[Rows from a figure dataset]
_ _ _

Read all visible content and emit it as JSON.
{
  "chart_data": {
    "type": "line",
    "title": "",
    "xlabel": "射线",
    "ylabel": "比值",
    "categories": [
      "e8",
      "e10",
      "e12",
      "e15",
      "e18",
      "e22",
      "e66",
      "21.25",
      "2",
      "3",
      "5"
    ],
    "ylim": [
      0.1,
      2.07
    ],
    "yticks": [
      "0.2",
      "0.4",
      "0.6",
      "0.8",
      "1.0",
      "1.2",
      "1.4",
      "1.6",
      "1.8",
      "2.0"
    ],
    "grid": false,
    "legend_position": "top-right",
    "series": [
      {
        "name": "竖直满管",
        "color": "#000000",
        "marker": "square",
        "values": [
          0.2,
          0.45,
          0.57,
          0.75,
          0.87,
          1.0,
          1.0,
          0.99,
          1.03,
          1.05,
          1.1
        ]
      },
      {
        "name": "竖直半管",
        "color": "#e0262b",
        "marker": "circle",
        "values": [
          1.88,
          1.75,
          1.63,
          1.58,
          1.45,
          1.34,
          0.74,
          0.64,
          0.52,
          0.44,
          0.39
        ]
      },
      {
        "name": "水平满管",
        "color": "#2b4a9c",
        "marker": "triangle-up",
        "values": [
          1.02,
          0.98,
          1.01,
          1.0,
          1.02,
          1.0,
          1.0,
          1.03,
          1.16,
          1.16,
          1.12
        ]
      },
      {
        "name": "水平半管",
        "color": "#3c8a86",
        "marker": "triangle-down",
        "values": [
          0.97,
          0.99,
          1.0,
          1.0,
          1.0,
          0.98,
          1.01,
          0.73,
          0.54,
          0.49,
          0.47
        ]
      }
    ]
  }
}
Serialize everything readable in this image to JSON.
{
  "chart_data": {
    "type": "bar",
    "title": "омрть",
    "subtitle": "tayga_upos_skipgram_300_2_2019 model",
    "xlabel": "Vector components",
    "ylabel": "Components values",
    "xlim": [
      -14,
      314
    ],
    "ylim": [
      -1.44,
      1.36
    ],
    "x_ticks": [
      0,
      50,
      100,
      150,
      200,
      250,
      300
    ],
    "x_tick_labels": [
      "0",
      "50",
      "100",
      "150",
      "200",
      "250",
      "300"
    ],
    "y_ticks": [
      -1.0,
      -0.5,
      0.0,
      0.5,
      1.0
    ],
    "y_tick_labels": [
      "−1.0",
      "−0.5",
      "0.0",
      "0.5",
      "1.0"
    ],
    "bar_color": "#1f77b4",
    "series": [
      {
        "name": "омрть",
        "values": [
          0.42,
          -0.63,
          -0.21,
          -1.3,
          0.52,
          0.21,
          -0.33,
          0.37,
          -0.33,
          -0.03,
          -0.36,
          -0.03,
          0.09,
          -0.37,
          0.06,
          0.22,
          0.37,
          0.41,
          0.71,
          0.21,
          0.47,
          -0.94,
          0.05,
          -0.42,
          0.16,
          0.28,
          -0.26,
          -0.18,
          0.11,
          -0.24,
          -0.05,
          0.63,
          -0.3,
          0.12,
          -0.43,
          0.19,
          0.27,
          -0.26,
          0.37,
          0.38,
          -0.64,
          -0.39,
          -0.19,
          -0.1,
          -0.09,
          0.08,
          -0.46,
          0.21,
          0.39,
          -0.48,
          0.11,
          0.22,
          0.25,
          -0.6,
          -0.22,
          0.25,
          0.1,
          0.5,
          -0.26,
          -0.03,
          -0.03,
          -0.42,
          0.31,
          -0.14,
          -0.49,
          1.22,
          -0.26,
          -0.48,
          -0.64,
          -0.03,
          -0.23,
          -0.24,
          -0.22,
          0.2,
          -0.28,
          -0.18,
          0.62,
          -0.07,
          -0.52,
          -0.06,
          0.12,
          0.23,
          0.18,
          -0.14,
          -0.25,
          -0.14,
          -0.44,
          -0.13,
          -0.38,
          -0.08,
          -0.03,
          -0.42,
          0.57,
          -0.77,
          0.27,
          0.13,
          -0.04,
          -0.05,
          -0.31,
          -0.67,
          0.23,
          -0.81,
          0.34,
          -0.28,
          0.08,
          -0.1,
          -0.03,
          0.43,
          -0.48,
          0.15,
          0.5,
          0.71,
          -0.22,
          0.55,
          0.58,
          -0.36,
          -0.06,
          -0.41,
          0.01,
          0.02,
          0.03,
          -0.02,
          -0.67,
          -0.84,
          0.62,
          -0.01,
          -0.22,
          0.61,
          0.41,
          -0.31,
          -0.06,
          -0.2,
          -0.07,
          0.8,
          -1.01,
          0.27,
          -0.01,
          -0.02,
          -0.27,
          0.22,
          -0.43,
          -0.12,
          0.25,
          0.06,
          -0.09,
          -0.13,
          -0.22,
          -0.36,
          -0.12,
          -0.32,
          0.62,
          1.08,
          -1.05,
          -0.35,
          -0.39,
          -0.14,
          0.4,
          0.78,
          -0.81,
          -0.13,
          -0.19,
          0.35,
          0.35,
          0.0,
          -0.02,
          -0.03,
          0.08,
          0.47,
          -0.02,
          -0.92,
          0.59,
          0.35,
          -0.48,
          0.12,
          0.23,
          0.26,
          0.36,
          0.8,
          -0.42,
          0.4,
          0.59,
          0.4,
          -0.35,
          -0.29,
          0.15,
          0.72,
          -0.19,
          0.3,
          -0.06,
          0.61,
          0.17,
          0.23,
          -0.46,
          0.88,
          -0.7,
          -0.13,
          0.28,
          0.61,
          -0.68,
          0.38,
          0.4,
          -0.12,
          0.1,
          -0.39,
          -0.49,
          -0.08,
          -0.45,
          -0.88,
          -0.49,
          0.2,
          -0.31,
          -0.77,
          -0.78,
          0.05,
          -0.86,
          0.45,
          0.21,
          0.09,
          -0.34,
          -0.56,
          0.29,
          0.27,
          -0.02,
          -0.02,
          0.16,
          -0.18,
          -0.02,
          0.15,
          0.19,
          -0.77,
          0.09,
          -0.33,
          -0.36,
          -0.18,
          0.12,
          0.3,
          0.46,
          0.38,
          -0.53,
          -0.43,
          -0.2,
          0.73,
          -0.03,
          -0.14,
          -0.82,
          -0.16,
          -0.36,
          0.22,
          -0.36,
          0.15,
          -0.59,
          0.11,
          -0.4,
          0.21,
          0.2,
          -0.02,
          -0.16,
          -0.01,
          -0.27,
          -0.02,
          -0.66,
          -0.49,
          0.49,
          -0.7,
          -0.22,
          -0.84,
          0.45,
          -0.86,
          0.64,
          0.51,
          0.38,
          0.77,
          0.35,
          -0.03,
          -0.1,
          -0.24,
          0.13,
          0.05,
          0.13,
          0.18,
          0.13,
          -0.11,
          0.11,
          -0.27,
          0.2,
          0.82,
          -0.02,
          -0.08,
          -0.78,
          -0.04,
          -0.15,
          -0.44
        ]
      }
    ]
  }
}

_ _ _

• **Given exercise**
In the records above, find each line with the word "triangle" and copy it.

• **Correct response**
        "marker": "triangle-up",
        "marker": "triangle-down",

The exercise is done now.